Dataset items
.....

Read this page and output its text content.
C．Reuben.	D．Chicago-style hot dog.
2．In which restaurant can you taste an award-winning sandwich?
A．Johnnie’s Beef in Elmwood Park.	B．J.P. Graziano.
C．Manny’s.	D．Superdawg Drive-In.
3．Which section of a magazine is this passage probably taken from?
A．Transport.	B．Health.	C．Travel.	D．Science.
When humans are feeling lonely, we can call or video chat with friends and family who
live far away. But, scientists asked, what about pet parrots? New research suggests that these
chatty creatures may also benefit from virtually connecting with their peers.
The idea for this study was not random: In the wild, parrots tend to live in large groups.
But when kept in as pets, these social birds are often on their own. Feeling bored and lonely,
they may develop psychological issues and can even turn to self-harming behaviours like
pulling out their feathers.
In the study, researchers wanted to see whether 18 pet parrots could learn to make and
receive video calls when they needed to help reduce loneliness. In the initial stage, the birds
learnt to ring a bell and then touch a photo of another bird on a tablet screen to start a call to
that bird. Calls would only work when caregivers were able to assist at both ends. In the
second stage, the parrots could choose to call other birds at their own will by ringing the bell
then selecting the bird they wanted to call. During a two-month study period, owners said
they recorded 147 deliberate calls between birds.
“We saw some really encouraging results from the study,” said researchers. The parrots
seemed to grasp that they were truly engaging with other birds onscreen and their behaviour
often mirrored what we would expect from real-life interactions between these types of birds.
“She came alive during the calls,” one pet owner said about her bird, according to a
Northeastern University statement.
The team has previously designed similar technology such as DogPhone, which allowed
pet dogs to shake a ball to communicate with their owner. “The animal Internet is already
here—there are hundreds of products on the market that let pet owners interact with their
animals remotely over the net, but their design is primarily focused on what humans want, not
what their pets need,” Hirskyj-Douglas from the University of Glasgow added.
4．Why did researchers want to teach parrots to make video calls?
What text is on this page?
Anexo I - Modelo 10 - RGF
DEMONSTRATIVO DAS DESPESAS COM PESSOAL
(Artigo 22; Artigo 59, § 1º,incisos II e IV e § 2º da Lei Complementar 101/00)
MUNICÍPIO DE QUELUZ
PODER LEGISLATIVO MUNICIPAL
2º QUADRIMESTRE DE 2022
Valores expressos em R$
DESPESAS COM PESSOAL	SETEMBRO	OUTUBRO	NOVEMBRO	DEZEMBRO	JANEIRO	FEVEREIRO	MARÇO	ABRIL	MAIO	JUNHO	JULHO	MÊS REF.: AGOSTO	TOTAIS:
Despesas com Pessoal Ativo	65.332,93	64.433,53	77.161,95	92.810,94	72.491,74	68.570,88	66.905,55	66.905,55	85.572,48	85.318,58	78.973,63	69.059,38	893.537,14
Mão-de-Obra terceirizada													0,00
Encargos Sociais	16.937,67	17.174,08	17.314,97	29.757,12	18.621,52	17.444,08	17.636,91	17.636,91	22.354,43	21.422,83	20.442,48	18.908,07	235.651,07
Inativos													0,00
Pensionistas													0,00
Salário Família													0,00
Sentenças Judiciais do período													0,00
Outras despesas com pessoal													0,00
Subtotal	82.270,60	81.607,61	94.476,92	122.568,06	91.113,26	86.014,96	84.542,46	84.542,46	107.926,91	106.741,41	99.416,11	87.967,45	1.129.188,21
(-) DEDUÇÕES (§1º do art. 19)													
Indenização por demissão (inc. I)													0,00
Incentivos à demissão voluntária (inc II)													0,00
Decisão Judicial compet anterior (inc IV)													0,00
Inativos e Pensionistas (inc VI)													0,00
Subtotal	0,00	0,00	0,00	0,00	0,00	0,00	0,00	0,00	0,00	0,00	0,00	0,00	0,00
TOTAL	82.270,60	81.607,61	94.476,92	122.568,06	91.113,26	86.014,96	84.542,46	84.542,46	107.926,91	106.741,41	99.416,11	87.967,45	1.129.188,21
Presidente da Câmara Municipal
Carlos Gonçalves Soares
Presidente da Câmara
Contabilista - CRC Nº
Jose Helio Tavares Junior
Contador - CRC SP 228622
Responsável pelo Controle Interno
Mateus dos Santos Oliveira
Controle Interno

.....

(Exercise prompt): Give the number of lines above in which the word "about" occurs, with nothing else.

(Correct answer): 2